→ Chart and figure data:
BEGIN

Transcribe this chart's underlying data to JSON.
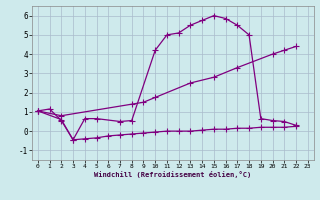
{
  "xlabel": "Windchill (Refroidissement éolien,°C)",
  "bg_color": "#ceeaec",
  "line_color": "#800080",
  "grid_color": "#aabbcc",
  "xlim": [
    -0.5,
    23.5
  ],
  "ylim": [
    -1.5,
    6.5
  ],
  "xticks": [
    0,
    1,
    2,
    3,
    4,
    5,
    6,
    7,
    8,
    9,
    10,
    11,
    12,
    13,
    14,
    15,
    16,
    17,
    18,
    19,
    20,
    21,
    22,
    23
  ],
  "yticks": [
    -1,
    0,
    1,
    2,
    3,
    4,
    5,
    6
  ],
  "series1_x": [
    0,
    1,
    2,
    3,
    4,
    5,
    7,
    8,
    10,
    11,
    12,
    13,
    14,
    15,
    16,
    17,
    18,
    19,
    20,
    21,
    22
  ],
  "series1_y": [
    1.05,
    1.15,
    0.55,
    -0.45,
    0.65,
    0.65,
    0.5,
    0.55,
    4.2,
    5.0,
    5.1,
    5.5,
    5.75,
    6.0,
    5.85,
    5.5,
    5.0,
    0.65,
    0.55,
    0.5,
    0.3
  ],
  "series2_x": [
    0,
    2,
    8,
    9,
    10,
    13,
    15,
    17,
    20,
    21,
    22
  ],
  "series2_y": [
    1.05,
    0.8,
    1.4,
    1.5,
    1.75,
    2.5,
    2.8,
    3.3,
    4.0,
    4.2,
    4.4
  ],
  "series3_x": [
    0,
    2,
    3,
    4,
    5,
    6,
    7,
    8,
    9,
    10,
    11,
    12,
    13,
    14,
    15,
    16,
    17,
    18,
    19,
    20,
    21,
    22
  ],
  "series3_y": [
    1.05,
    0.6,
    -0.45,
    -0.4,
    -0.35,
    -0.25,
    -0.2,
    -0.15,
    -0.1,
    -0.05,
    -0.0,
    0.0,
    0.0,
    0.05,
    0.1,
    0.1,
    0.15,
    0.15,
    0.2,
    0.2,
    0.2,
    0.25
  ],
  "marker": "+",
  "markersize": 4,
  "linewidth": 0.9
}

END

→ EXERCISE DETAILS: Write the entries above out again exactly, but not the pictures.

→ EXERCISE ANSWER:
Transcribe this chart's underlying data to JSON.
{
  "xlabel": "Windchill (Refroidissement éolien,°C)",
  "bg_color": "#ceeaec",
  "line_color": "#800080",
  "grid_color": "#aabbcc",
  "xlim": [
    -0.5,
    23.5
  ],
  "ylim": [
    -1.5,
    6.5
  ],
  "xticks": [
    0,
    1,
    2,
    3,
    4,
    5,
    6,
    7,
    8,
    9,
    10,
    11,
    12,
    13,
    14,
    15,
    16,
    17,
    18,
    19,
    20,
    21,
    22,
    23
  ],
  "yticks": [
    -1,
    0,
    1,
    2,
    3,
    4,
    5,
    6
  ],
  "series1_x": [
    0,
    1,
    2,
    3,
    4,
    5,
    7,
    8,
    10,
    11,
    12,
    13,
    14,
    15,
    16,
    17,
    18,
    19,
    20,
    21,
    22
  ],
  "series1_y": [
    1.05,
    1.15,
    0.55,
    -0.45,
    0.65,
    0.65,
    0.5,
    0.55,
    4.2,
    5.0,
    5.1,
    5.5,
    5.75,
    6.0,
    5.85,
    5.5,
    5.0,
    0.65,
    0.55,
    0.5,
    0.3
  ],
  "series2_x": [
    0,
    2,
    8,
    9,
    10,
    13,
    15,
    17,
    20,
    21,
    22
  ],
  "series2_y": [
    1.05,
    0.8,
    1.4,
    1.5,
    1.75,
    2.5,
    2.8,
    3.3,
    4.0,
    4.2,
    4.4
  ],
  "series3_x": [
    0,
    2,
    3,
    4,
    5,
    6,
    7,
    8,
    9,
    10,
    11,
    12,
    13,
    14,
    15,
    16,
    17,
    18,
    19,
    20,
    21,
    22
  ],
  "series3_y": [
    1.05,
    0.6,
    -0.45,
    -0.4,
    -0.35,
    -0.25,
    -0.2,
    -0.15,
    -0.1,
    -0.05,
    -0.0,
    0.0,
    0.0,
    0.05,
    0.1,
    0.1,
    0.15,
    0.15,
    0.2,
    0.2,
    0.2,
    0.25
  ],
  "marker": "+",
  "markersize": 4,
  "linewidth": 0.9
}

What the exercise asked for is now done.